### Passage to read
[00:05:39] Has, when someone is checking if a property is there or not, deleting the property. Apply is executed every time someone is executing a function on that object. And we know we received the function name, we received the arguments. A constructor, when someone is creating a new instance of that object, getOwnPropertyDescriptor, defineProperty, and so on, okay?
[00:06:04] So these are traps, so methods, hooks, if you want, that you have over that wrapped object. And why are we seeing this? One of these traps is important for us, set. Because set means that someone is changing the value of a property. And what do we have here?
[00:06:29] Remember our store that has two properties? What if we set the proxy and detect whenever someone is changing the menu or whenever someone's changing the cart? If we do that then, we can trigger updates in the UI. Makes sense? So we can say, hey, someone has changed the menu.
[00:06:52] Someone has changed the cart. There is a new element or someone has removed something from the cart. And we can trigger updates. So we can implement this kind of reactive programming. Yeah, it doesn't look like Angular or Vue or React, but they're using the same techniques behind scenes.
[00:07:12] In fact, you can use libraries for reactivity such as our RxJS. It's a library that offers you more control over this, but we are using Vanilla.js here. So what if we create the proxy, we can call this a proxy store, and we say that it's a new proxy of that store and then a handler, Okay?

### Stored data
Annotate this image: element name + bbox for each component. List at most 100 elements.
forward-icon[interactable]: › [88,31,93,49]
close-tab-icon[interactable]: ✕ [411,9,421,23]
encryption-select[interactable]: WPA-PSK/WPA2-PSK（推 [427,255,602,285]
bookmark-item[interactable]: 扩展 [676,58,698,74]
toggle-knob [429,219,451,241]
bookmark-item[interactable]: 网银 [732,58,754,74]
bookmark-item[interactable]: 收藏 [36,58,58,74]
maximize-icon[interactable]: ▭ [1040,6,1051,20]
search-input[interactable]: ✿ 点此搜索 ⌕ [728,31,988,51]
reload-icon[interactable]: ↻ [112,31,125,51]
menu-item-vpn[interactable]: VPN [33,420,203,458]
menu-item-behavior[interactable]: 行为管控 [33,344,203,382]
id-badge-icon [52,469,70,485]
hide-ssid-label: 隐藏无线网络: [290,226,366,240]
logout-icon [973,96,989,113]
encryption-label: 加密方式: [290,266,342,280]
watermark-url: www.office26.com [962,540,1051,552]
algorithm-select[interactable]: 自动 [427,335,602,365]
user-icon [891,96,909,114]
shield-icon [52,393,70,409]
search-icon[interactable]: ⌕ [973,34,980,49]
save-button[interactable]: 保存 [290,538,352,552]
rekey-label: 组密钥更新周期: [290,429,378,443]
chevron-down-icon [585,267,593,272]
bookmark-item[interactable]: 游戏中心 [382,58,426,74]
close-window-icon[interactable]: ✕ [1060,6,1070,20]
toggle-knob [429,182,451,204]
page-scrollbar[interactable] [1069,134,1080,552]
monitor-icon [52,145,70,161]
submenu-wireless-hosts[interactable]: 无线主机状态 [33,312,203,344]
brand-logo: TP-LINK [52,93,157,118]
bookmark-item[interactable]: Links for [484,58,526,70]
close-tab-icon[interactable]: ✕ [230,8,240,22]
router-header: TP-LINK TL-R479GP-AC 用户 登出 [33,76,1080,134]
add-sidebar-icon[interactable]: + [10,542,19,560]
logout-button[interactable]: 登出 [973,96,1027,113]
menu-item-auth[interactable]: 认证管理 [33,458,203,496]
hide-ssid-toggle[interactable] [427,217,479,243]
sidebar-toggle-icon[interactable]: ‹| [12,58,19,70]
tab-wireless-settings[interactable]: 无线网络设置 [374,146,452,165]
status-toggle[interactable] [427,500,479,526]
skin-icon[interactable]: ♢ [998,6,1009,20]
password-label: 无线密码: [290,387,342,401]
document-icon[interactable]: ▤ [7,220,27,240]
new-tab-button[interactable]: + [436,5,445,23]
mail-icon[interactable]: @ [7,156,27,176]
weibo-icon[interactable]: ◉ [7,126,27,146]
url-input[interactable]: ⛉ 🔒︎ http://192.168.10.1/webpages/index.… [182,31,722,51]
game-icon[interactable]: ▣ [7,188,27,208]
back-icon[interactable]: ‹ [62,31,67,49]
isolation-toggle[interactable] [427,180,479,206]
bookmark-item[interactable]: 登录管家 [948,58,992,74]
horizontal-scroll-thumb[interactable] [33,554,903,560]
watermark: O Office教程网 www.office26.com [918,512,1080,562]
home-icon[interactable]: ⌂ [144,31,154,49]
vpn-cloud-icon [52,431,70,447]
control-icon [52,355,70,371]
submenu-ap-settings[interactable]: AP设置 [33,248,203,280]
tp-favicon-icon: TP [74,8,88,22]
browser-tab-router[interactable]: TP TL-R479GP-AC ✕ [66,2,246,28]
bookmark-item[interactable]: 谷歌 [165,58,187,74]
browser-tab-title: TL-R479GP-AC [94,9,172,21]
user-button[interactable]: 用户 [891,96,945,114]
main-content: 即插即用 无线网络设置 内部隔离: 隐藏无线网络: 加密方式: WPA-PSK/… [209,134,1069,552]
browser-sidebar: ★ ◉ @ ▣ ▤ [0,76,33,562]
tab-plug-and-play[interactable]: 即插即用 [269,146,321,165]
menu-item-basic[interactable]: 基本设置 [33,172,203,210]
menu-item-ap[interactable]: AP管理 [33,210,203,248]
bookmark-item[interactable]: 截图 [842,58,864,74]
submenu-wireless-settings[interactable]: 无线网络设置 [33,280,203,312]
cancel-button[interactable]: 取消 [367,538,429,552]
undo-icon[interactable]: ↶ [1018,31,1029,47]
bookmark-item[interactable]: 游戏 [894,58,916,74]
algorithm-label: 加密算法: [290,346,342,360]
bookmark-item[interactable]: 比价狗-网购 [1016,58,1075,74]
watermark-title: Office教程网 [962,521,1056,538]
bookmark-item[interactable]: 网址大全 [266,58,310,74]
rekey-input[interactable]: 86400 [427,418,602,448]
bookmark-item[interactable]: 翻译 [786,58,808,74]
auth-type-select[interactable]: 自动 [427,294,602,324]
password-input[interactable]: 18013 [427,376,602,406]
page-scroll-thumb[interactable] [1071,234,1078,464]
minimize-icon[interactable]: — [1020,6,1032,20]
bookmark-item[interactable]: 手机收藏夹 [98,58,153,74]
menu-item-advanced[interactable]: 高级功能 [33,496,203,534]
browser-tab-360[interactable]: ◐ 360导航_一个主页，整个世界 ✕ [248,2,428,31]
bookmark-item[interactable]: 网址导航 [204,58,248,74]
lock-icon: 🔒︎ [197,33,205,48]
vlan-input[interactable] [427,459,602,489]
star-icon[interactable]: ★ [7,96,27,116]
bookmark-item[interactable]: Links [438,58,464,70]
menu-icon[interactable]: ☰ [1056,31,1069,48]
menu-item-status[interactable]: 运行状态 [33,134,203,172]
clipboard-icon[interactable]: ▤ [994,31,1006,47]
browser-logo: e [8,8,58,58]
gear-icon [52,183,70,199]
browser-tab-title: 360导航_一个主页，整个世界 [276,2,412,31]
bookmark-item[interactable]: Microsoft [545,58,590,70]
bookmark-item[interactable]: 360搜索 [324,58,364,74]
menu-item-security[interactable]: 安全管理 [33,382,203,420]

### Required actions
A – In the transcript on JavaScript proxies, which trap does the speaker single out as important?
B – Summarize the transcript on JavaScript proxies in two sentences.

### Responses to the exercise
A – The set trap, because it means someone is changing the value of a property.

B – Traps such as has, apply, and set act as hooks over a wrapped object, and set matters most because it runs when someone changes a property's value. A proxy on the store can detect changes to the menu or the cart and trigger updates in the UI, a reactive technique that Angular, Vue, and React also use behind the scenes.